*SUPPLIED TEXT*:
============================================================

Closed chelitotochkaru closed 11 years ago
No thank you.
OK. You should check your RegEx pattern because it doesn't work with a DateTime-string returned by JSON.
Do you have a bug report?
Yes, I have. I needed parse a JSON response and I found your JS implementation. When I used it I had one error with DateTime properties. In the file I've found the explanation of REVIVAL callback and one example managing a DateTime string. That function has a regex pattern to detect a DateTime format in a string. It doesn't work because it's wrong.
Try to parse the JSON below with the current library and check yourself:
//------------------------------ //JSON Object var dataString = '{ "Id":24,"PassengerName":"Gajardo, Marcelo","PassengerId":72,"CheckIn":"\/Date(1367722800000)\/","CheckOut":"\/Date(1368586800000)\/","Adult":1,"Child":0 }';
//uses the library to cast a string to JSON. var passenger = JSON.parse(data);
//The PassengerName property is type of String. Right cast. var isMe = passenger.PassengerName.indexOf('Gajardo') > -1;
//The CheckIn property is type of DateTime. Wrong cast. var strLocalDate = passenger.CheckIn.toLocaleString();
//------------------------------
Regards!
I'm sorry for jumping into this conversation. But, I believe you, @chelito-gajardo, misunderstood the purpose of the reviver
parameter. In your case you need a different one since that one doesn't meet your needs. For instance,
myData = JSON.parse(dataString, function(key, value) {
var milliseconds;
if (typeof value === 'string') {
milliseconds = /^\/Date\((\d+)\)\/$/.exec(value);
if (milliseconds) {
return new Date(+milliseconds[1]);
}
}
return value;
});
Hi @aeurielesn! I didn't. I believe that the JSONParser must get a real Date type; in all cases should it try to apply the correctly logic to get it, otherwise, it returns the original value.
Fixes all Date string with '\/Date(1335205592410)' format.

============================================================

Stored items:

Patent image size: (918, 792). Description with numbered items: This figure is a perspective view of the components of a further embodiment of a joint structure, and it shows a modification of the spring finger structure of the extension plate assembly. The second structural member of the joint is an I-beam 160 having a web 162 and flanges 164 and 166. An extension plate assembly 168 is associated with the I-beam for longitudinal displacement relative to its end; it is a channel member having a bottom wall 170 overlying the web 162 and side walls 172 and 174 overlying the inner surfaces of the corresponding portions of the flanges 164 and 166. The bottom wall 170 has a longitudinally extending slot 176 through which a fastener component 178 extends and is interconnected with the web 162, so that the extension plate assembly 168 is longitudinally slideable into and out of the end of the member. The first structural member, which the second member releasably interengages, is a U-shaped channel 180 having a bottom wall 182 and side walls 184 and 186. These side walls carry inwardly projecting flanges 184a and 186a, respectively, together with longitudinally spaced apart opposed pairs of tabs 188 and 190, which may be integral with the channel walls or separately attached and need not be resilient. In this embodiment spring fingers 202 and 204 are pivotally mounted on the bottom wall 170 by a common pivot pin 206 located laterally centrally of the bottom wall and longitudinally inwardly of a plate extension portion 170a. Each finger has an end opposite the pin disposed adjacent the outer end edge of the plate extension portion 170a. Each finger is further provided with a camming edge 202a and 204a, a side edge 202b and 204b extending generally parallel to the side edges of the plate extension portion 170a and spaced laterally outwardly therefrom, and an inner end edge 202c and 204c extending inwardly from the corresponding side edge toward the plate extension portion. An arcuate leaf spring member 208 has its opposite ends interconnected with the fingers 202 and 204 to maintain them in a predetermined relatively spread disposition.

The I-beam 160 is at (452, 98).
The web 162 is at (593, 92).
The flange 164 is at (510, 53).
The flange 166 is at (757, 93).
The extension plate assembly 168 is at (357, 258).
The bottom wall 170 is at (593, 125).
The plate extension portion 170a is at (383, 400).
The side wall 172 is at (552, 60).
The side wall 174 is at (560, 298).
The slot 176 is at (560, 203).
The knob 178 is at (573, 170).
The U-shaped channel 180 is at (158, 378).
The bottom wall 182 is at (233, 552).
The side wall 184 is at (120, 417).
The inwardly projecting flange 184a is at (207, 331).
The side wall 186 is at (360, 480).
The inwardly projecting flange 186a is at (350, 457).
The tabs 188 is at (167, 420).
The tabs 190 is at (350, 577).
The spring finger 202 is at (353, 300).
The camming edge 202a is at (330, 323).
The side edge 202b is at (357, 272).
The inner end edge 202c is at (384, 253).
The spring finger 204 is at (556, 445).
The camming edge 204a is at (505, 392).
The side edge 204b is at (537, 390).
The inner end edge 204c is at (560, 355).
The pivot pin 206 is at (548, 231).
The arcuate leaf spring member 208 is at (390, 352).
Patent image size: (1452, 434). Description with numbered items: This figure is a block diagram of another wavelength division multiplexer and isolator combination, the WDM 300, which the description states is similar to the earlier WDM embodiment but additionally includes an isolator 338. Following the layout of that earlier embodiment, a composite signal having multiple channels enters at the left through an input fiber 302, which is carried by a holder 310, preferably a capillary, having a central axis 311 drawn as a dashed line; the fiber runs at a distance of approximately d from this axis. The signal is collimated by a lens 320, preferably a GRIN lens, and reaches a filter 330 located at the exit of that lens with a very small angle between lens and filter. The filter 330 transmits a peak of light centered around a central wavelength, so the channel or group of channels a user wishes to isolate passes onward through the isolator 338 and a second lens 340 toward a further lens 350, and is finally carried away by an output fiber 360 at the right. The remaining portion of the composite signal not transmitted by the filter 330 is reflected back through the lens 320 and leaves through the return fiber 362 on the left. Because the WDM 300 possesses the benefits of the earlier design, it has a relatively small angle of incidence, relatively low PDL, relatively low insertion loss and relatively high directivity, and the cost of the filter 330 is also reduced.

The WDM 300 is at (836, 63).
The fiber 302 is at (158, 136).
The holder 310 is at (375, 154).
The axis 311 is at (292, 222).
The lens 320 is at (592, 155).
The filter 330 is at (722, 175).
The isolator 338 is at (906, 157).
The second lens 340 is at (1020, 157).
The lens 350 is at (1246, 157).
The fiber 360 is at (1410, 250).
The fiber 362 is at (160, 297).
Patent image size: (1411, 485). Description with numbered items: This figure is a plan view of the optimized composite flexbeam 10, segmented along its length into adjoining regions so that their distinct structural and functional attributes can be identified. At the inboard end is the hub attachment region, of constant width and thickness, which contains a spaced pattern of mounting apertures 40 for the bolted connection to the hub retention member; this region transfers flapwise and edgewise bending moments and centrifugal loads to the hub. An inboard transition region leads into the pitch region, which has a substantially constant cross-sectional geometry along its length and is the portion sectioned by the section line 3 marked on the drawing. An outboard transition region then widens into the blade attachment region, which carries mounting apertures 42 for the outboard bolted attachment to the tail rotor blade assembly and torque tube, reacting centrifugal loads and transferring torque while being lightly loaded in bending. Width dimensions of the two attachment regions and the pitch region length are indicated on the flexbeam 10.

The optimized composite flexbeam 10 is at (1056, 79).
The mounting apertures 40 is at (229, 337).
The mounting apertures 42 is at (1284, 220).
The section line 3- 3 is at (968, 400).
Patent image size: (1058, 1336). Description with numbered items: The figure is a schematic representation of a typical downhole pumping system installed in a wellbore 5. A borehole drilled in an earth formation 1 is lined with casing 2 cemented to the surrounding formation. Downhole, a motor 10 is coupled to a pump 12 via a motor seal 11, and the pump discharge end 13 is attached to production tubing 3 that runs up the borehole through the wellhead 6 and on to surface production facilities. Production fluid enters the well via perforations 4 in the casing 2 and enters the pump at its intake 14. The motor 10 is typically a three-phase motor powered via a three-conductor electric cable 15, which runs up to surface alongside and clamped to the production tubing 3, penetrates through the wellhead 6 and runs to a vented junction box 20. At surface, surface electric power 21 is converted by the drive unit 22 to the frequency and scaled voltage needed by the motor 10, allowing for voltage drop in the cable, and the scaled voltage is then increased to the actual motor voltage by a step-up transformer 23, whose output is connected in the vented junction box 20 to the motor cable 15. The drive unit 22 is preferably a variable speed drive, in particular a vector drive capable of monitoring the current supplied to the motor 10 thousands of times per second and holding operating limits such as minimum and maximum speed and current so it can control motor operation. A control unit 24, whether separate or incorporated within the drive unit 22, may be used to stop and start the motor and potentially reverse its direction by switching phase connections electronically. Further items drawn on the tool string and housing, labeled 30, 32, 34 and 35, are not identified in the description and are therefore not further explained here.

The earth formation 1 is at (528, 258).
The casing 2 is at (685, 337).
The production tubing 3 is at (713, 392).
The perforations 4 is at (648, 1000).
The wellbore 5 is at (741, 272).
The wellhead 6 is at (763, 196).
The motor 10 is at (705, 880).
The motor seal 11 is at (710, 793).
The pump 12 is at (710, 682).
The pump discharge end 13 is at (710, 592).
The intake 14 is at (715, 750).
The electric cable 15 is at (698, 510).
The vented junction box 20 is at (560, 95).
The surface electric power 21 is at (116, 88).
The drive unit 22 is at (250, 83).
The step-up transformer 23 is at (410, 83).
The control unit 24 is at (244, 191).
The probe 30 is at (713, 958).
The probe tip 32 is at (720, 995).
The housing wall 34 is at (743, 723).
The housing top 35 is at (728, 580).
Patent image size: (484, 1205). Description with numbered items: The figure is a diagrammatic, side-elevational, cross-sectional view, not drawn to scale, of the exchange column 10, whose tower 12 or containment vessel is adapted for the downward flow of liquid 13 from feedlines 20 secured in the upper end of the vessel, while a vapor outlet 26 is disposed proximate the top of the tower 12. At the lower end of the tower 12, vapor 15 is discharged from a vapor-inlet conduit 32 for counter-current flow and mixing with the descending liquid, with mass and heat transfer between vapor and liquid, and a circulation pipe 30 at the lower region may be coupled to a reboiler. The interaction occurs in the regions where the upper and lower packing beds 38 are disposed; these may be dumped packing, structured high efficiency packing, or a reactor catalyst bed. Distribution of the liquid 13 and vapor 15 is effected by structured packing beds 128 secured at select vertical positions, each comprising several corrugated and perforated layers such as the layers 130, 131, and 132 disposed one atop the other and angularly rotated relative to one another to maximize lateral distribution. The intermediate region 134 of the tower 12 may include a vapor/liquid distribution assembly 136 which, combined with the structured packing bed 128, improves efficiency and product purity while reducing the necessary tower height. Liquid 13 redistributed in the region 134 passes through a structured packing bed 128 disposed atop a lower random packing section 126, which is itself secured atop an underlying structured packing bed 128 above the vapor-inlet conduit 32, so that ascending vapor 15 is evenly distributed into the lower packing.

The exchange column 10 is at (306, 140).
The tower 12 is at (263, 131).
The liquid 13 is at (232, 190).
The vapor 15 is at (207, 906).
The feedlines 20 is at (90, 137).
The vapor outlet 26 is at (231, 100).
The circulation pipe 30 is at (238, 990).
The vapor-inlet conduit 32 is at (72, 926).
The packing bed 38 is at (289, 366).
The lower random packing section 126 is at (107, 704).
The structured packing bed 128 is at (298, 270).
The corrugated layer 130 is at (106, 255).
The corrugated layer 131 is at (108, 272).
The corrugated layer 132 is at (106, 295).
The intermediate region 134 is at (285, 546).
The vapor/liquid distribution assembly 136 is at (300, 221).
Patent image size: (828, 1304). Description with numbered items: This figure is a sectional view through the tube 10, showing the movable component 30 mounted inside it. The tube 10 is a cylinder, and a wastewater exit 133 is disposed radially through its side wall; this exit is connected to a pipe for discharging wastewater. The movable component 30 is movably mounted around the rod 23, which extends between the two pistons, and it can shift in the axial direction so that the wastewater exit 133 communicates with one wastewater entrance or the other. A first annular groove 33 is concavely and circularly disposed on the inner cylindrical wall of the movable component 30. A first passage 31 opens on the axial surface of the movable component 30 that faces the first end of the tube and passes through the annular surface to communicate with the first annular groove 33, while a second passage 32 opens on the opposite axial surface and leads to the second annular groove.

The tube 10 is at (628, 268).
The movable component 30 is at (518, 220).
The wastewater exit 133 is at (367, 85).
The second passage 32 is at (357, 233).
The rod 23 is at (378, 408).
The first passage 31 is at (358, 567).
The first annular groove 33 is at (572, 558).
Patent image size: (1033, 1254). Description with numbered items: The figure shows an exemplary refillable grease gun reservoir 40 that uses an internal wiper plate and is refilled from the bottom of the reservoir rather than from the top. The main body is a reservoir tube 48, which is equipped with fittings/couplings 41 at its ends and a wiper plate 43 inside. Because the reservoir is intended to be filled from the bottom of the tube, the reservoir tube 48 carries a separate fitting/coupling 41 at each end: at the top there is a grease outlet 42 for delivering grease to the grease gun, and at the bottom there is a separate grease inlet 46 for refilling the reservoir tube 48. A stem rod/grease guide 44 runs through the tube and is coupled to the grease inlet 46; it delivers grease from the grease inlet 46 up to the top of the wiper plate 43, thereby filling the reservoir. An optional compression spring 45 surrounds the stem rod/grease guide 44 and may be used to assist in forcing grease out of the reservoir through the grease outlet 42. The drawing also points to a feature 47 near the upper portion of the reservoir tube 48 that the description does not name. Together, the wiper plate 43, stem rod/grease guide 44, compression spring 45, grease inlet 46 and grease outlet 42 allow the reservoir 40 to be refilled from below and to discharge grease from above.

============================================================

*PROMPT*: In the JSON parsing discussion, write out the passage starting with "OK. You should" and going on through "because it's wrong.", replacing each "DateTime" with "date-time".

*EXERCISE RESULT*:
OK. You should check your RegEx pattern because it doesn't work with a date-time-string returned by JSON.
Do you have a bug report?
Yes, I have. I needed parse a JSON response and I found your JS implementation. When I used it I had one error with date-time properties. In the file I've found the explanation of REVIVAL callback and one example managing a date-time string. That function has a regex pattern to detect a date-time format in a string. It doesn't work because it's wrong.